To do: Your task is to copy the lines from the line containing "Output a JSON" through the end of the listing below, both included, without any pictures.

═══ Input for this task ═══

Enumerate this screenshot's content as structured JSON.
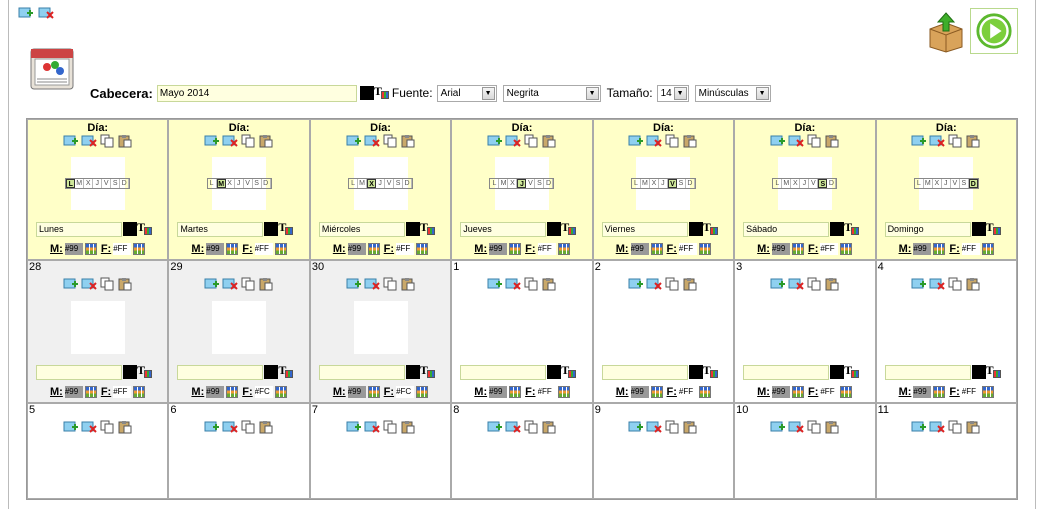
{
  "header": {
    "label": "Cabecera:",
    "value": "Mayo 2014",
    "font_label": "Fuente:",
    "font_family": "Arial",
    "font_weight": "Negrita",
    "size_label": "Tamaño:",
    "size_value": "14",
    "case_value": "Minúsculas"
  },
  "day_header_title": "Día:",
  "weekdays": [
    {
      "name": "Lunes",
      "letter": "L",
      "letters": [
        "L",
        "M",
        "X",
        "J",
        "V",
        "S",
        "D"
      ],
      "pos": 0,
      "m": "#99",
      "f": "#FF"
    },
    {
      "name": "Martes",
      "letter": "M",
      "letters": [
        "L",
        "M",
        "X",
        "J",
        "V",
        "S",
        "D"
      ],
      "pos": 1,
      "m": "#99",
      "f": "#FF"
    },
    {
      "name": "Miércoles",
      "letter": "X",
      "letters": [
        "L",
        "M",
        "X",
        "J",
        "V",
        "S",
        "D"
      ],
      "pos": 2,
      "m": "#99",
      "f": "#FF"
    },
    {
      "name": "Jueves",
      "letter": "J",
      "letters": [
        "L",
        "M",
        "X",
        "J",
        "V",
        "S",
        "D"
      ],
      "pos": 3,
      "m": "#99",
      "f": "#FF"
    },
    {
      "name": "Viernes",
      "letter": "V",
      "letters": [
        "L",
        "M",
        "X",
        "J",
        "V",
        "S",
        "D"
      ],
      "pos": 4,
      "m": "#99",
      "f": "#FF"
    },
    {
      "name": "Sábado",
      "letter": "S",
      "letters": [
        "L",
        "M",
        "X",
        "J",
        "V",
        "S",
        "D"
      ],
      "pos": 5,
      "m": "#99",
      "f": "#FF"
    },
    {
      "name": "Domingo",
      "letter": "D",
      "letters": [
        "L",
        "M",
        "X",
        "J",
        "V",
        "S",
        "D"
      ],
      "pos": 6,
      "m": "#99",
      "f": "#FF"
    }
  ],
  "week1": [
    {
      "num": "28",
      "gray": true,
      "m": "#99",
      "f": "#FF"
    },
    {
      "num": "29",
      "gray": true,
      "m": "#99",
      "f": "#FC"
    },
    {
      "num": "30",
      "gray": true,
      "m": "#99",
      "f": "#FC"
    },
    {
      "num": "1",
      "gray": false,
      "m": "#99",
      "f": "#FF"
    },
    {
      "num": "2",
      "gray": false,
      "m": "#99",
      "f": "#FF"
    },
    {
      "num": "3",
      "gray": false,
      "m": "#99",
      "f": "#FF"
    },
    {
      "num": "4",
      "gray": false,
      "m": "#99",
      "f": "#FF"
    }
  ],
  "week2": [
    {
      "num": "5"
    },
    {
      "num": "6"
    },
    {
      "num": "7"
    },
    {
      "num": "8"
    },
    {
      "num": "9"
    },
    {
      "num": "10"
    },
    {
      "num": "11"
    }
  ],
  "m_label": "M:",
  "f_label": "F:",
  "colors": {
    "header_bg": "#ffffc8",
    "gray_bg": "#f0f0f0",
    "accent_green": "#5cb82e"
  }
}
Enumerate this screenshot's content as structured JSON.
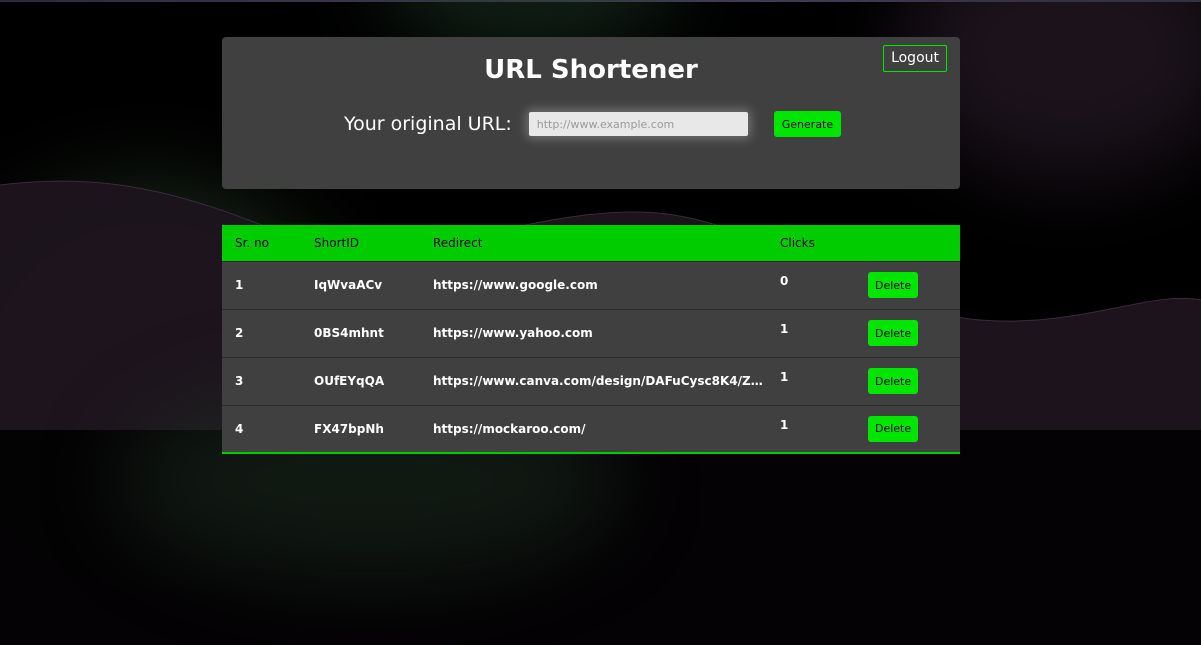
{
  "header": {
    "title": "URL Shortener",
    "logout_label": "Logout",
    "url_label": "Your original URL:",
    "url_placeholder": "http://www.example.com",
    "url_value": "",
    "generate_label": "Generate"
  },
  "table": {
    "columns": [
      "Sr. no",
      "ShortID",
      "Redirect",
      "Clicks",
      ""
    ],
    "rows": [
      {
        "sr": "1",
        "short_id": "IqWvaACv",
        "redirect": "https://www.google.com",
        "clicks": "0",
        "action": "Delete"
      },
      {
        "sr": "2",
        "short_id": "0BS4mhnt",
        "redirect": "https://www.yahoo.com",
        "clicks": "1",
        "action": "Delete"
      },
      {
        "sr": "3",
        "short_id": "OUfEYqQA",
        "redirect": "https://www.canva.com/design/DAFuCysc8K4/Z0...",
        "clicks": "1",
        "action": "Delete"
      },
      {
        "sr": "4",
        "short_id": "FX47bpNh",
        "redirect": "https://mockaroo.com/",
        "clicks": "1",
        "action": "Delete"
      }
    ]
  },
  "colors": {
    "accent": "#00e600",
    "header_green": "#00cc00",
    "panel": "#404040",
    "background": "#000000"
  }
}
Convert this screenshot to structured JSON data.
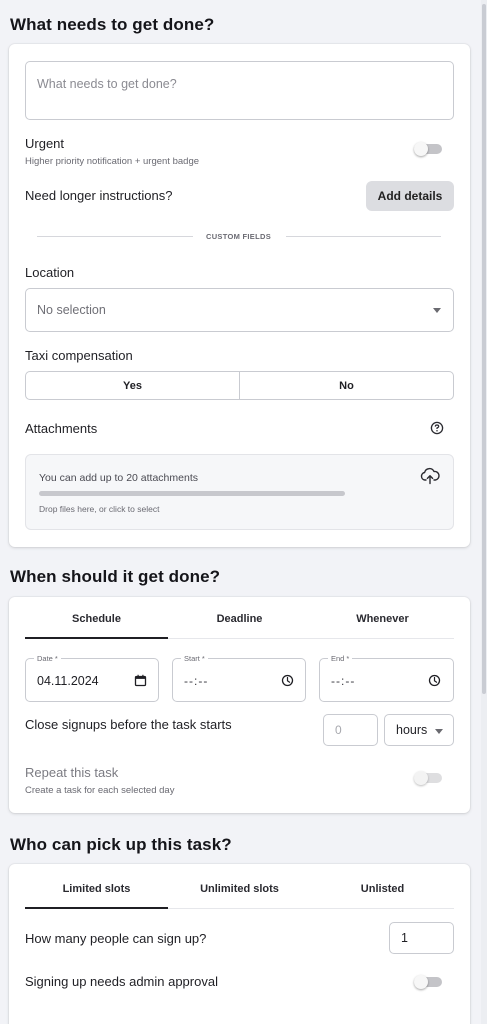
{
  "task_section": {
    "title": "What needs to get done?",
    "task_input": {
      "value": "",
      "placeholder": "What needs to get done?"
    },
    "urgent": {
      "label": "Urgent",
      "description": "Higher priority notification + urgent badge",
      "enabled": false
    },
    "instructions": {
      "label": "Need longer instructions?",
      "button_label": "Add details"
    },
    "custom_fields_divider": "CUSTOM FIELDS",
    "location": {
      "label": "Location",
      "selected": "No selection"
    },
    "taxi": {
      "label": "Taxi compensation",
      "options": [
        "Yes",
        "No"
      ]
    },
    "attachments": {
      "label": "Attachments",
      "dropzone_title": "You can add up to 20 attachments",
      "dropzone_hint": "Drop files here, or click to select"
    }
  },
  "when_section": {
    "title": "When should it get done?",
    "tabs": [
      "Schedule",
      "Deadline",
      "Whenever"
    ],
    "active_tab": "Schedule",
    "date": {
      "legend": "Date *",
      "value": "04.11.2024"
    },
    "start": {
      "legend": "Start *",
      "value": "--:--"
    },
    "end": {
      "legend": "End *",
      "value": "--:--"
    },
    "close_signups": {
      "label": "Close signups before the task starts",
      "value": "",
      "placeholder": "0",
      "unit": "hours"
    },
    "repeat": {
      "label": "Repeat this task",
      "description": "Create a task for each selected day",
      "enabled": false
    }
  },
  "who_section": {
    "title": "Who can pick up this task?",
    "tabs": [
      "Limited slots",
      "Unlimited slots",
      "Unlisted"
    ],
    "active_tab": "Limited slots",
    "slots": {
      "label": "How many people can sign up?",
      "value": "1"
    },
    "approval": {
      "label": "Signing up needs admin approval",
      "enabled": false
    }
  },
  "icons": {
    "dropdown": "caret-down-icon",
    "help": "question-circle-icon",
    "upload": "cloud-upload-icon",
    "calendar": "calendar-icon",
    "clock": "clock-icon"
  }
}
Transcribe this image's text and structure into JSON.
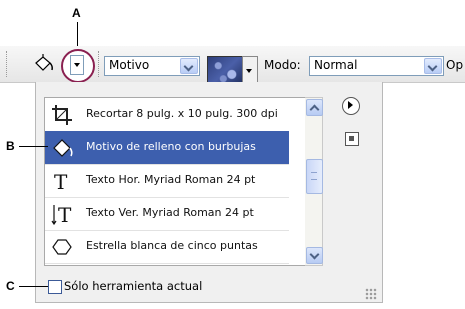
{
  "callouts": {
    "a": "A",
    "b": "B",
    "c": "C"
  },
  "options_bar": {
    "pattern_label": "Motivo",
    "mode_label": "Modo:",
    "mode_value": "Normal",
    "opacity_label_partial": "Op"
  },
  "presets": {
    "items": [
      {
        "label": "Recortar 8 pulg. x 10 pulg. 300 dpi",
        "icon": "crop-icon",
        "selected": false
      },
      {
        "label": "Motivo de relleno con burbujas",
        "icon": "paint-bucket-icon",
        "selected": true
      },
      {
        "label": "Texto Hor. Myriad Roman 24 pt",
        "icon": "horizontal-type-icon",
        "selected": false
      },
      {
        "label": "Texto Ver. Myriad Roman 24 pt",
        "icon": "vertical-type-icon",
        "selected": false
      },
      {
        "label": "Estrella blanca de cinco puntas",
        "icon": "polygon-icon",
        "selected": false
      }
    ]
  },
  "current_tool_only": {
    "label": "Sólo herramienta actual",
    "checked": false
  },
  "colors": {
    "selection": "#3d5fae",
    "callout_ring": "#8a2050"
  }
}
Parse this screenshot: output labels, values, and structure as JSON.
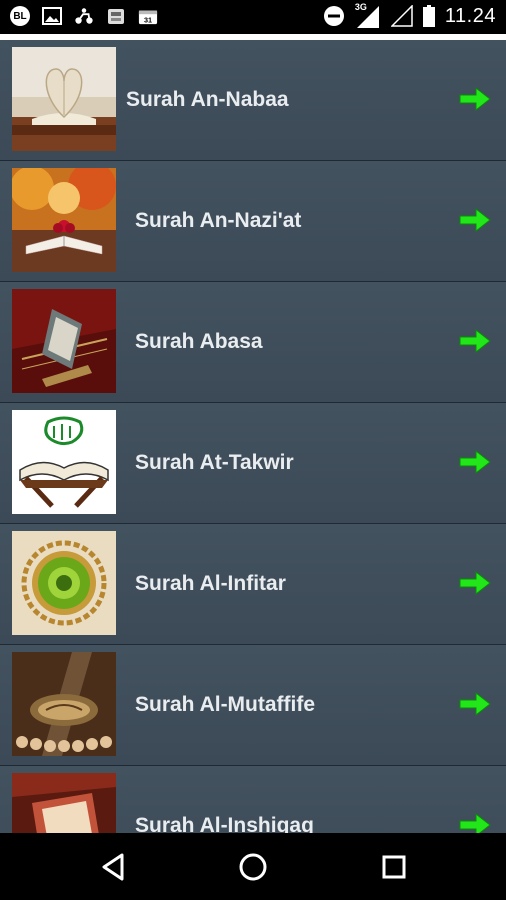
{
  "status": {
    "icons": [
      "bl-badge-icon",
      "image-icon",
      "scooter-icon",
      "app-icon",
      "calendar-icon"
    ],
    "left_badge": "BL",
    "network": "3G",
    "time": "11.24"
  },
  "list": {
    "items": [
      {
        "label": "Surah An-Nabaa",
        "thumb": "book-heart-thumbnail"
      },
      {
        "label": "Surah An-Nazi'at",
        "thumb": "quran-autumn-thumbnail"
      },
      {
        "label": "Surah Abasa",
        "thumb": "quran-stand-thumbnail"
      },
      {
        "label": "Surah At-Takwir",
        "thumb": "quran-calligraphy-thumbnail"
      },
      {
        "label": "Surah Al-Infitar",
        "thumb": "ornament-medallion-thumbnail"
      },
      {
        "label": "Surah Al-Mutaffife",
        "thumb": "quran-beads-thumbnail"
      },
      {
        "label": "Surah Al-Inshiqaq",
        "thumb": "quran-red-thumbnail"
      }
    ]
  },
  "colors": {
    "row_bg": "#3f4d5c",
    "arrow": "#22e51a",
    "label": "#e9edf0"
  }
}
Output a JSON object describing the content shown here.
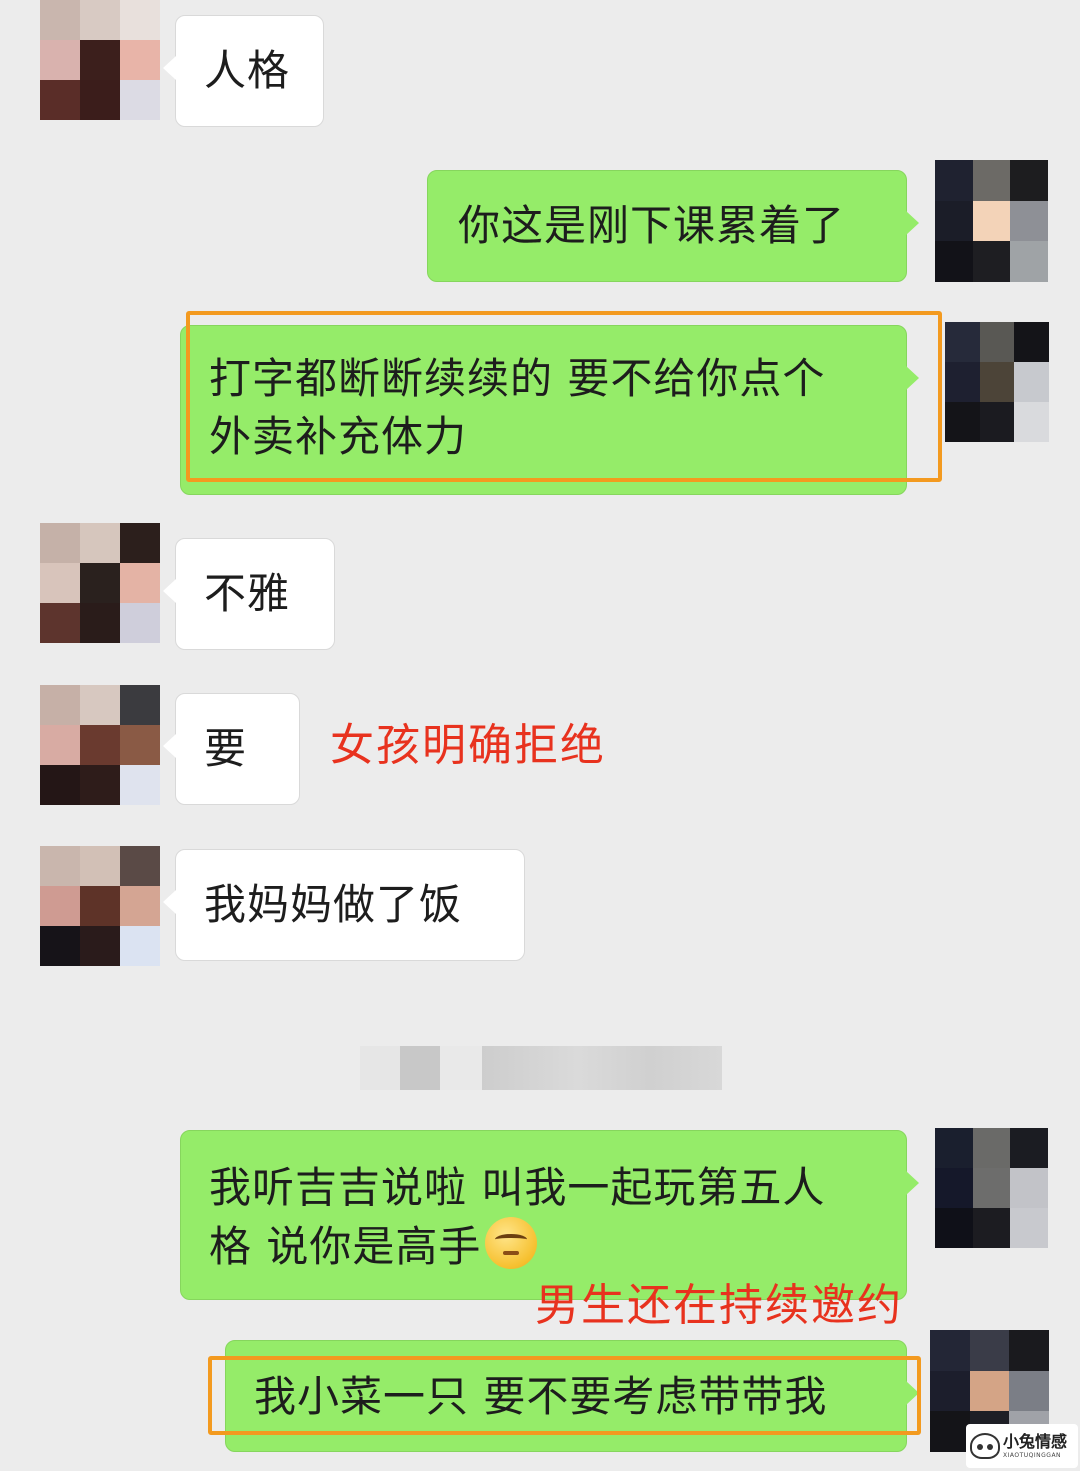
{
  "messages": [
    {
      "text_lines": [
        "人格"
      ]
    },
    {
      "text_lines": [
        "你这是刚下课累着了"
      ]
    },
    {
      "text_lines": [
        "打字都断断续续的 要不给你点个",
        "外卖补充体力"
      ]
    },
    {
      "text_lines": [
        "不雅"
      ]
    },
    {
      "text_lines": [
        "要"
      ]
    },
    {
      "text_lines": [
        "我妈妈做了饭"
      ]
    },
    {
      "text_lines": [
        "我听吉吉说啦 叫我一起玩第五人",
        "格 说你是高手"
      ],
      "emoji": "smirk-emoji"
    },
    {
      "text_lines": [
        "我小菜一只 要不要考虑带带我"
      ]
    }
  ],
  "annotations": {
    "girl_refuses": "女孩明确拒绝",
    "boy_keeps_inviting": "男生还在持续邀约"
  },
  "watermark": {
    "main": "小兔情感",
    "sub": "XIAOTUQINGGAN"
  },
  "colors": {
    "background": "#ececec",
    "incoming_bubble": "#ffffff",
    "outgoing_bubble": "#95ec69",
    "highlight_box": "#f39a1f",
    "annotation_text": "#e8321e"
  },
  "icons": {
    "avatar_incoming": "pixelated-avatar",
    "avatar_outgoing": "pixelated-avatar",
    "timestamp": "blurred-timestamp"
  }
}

═══

Response for this exercise:
Output a JSON object describing the content shown here.
{
  "messages": [
    {
      "text_lines": [
        "人格"
      ]
    },
    {
      "text_lines": [
        "你这是刚下课累着了"
      ]
    },
    {
      "text_lines": [
        "打字都断断续续的 要不给你点个",
        "外卖补充体力"
      ]
    },
    {
      "text_lines": [
        "不雅"
      ]
    },
    {
      "text_lines": [
        "要"
      ]
    },
    {
      "text_lines": [
        "我妈妈做了饭"
      ]
    },
    {
      "text_lines": [
        "我听吉吉说啦 叫我一起玩第五人",
        "格 说你是高手"
      ],
      "emoji": "smirk-emoji"
    },
    {
      "text_lines": [
        "我小菜一只 要不要考虑带带我"
      ]
    }
  ],
  "annotations": {
    "girl_refuses": "女孩明确拒绝",
    "boy_keeps_inviting": "男生还在持续邀约"
  },
  "watermark": {
    "main": "小兔情感",
    "sub": "XIAOTUQINGGAN"
  },
  "colors": {
    "background": "#ececec",
    "incoming_bubble": "#ffffff",
    "outgoing_bubble": "#95ec69",
    "highlight_box": "#f39a1f",
    "annotation_text": "#e8321e"
  },
  "icons": {
    "avatar_incoming": "pixelated-avatar",
    "avatar_outgoing": "pixelated-avatar",
    "timestamp": "blurred-timestamp"
  }
}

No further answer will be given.